[Stored data entries]
####

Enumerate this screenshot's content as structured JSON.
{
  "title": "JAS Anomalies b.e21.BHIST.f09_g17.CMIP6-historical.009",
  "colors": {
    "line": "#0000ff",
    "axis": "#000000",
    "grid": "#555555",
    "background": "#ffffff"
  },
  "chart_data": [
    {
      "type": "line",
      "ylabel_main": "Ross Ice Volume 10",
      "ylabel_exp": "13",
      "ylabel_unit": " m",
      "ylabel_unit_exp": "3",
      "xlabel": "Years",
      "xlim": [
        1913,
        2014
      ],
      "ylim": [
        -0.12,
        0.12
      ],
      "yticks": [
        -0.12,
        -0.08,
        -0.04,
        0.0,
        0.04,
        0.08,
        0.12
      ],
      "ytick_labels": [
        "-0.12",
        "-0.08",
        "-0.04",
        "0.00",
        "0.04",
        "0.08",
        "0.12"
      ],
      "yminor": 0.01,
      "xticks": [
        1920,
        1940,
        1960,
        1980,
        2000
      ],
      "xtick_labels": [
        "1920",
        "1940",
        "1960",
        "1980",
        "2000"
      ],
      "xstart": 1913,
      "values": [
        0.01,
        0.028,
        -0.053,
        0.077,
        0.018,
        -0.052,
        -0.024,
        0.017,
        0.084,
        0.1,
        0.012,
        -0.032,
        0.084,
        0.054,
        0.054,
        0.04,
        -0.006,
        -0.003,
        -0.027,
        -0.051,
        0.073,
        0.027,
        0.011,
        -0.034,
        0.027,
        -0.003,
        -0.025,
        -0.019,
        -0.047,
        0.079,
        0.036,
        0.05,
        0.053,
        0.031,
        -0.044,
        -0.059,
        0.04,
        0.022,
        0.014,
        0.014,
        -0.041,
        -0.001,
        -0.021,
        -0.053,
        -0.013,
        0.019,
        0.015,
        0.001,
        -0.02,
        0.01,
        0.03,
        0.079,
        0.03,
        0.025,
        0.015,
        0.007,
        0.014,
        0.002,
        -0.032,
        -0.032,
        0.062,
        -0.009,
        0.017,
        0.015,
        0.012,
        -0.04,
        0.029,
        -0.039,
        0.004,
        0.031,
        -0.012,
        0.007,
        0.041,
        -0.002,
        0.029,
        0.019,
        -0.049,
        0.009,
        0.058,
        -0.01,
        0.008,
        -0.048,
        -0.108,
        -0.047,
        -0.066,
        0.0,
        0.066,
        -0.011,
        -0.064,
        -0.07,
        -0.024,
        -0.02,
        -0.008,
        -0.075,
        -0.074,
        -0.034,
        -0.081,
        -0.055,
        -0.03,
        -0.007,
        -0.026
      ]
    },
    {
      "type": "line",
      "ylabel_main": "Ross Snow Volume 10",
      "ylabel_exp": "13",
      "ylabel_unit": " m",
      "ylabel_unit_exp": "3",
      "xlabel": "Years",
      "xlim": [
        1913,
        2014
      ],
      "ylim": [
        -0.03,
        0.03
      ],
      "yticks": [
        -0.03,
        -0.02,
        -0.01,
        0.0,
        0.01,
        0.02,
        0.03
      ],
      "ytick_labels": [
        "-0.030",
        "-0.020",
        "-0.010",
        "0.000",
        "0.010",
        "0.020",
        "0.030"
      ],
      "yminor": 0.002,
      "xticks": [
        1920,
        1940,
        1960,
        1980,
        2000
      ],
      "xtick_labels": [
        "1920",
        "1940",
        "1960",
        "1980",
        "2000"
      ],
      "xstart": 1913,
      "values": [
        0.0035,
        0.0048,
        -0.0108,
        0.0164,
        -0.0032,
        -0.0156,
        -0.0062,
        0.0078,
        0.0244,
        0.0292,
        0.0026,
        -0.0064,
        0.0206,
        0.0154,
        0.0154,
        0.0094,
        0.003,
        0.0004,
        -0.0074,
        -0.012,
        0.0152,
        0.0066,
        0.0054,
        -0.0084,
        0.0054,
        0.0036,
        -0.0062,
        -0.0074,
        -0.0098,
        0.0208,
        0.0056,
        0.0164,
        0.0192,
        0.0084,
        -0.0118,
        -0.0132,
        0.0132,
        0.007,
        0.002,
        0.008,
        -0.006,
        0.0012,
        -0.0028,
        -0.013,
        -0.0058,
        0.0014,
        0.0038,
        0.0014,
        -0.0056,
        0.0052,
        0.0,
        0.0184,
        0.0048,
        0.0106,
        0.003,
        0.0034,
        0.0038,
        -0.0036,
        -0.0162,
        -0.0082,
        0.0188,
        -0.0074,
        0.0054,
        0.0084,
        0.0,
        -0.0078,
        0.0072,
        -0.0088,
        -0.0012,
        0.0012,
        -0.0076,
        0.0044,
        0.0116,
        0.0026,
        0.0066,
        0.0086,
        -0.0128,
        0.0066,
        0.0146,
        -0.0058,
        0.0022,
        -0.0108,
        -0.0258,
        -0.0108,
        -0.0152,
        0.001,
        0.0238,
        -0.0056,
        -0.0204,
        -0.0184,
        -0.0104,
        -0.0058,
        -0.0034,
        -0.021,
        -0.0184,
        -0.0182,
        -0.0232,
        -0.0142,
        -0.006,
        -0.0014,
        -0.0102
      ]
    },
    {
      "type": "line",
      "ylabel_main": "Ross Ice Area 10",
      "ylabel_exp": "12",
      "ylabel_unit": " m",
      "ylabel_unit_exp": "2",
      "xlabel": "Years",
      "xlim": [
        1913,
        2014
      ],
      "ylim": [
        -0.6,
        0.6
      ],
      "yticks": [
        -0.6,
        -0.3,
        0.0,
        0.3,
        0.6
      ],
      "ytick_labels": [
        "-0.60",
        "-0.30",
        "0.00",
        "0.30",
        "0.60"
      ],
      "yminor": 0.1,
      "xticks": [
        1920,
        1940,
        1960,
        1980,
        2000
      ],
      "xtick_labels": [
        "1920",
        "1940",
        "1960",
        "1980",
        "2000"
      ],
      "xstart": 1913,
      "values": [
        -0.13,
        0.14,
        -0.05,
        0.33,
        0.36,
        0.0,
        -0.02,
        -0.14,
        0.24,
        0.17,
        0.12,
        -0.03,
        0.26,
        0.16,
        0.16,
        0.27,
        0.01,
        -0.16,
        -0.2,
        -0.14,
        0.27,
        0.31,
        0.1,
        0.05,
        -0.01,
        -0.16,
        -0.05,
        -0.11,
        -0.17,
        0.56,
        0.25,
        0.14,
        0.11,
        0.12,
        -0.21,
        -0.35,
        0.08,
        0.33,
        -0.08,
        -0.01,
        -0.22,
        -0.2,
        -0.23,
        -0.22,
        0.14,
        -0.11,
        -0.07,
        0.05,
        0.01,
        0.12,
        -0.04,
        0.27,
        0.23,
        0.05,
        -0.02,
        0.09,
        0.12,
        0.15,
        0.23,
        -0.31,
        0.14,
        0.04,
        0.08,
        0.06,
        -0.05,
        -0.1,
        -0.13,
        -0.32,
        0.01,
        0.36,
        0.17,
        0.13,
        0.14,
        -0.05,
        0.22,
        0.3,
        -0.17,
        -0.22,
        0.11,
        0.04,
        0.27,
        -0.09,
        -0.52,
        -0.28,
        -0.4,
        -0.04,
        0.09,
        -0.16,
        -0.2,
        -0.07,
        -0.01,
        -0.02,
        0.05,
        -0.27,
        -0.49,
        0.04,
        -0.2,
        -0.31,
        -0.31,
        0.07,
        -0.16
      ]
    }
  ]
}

####

Stated goal
Return all lines of the material above in which the word "Ross" occurs.

The output
      "ylabel_main": "Ross Ice Volume 10",
      "ylabel_main": "Ross Snow Volume 10",
      "ylabel_main": "Ross Ice Area 10",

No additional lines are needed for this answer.